Data excerpts:
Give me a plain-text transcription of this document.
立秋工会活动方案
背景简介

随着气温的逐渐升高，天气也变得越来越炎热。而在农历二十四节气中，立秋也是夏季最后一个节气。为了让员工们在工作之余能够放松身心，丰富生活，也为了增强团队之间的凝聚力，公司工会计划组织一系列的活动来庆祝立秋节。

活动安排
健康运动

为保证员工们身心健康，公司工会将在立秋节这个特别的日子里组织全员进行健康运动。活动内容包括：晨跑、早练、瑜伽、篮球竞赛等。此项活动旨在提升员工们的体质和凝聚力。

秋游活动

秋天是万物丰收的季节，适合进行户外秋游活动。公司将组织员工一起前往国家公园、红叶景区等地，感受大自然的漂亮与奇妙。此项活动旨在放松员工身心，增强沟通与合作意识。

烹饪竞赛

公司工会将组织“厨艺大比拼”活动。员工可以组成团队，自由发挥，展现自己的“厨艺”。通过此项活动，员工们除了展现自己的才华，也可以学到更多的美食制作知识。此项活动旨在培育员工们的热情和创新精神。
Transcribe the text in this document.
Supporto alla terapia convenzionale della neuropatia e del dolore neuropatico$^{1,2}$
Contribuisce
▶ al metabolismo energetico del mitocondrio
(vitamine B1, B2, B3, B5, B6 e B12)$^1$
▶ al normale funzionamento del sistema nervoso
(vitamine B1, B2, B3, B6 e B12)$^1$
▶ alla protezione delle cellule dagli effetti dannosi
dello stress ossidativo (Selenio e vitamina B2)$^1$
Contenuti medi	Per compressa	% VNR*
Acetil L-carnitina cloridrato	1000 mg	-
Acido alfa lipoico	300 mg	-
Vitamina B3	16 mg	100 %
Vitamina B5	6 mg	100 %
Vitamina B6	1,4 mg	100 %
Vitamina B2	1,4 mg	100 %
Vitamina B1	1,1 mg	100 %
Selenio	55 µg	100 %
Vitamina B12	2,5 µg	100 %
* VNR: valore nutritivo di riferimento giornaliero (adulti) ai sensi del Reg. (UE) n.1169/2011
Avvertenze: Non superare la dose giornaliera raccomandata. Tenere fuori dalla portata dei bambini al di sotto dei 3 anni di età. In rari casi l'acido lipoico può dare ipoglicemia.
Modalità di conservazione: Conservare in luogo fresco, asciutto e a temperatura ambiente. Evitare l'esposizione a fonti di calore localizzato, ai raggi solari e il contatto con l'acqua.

- [What to do]: Extract each entry in full, exactly as given.

- [Final result]:
Give me a plain-text transcription of this document.
立秋工会活动方案
背景简介

随着气温的逐渐升高，天气也变得越来越炎热。而在农历二十四节气中，立秋也是夏季最后一个节气。为了让员工们在工作之余能够放松身心，丰富生活，也为了增强团队之间的凝聚力，公司工会计划组织一系列的活动来庆祝立秋节。

活动安排
健康运动

为保证员工们身心健康，公司工会将在立秋节这个特别的日子里组织全员进行健康运动。活动内容包括：晨跑、早练、瑜伽、篮球竞赛等。此项活动旨在提升员工们的体质和凝聚力。

秋游活动

秋天是万物丰收的季节，适合进行户外秋游活动。公司将组织员工一起前往国家公园、红叶景区等地，感受大自然的漂亮与奇妙。此项活动旨在放松员工身心，增强沟通与合作意识。

烹饪竞赛

公司工会将组织“厨艺大比拼”活动。员工可以组成团队，自由发挥，展现自己的“厨艺”。通过此项活动，员工们除了展现自己的才华，也可以学到更多的美食制作知识。此项活动旨在培育员工们的热情和创新精神。
Transcribe the text in this document.
Supporto alla terapia convenzionale della neuropatia e del dolore neuropatico$^{1,2}$
Contribuisce
▶ al metabolismo energetico del mitocondrio
(vitamine B1, B2, B3, B5, B6 e B12)$^1$
▶ al normale funzionamento del sistema nervoso
(vitamine B1, B2, B3, B6 e B12)$^1$
▶ alla protezione delle cellule dagli effetti dannosi
dello stress ossidativo (Selenio e vitamina B2)$^1$
Contenuti medi	Per compressa	% VNR*
Acetil L-carnitina cloridrato	1000 mg	-
Acido alfa lipoico	300 mg	-
Vitamina B3	16 mg	100 %
Vitamina B5	6 mg	100 %
Vitamina B6	1,4 mg	100 %
Vitamina B2	1,4 mg	100 %
Vitamina B1	1,1 mg	100 %
Selenio	55 µg	100 %
Vitamina B12	2,5 µg	100 %
* VNR: valore nutritivo di riferimento giornaliero (adulti) ai sensi del Reg. (UE) n.1169/2011
Avvertenze: Non superare la dose giornaliera raccomandata. Tenere fuori dalla portata dei bambini al di sotto dei 3 anni di età. In rari casi l'acido lipoico può dare ipoglicemia.
Modalità di conservazione: Conservare in luogo fresco, asciutto e a temperatura ambiente. Evitare l'esposizione a fonti di calore localizzato, ai raggi solari e il contatto con l'acqua.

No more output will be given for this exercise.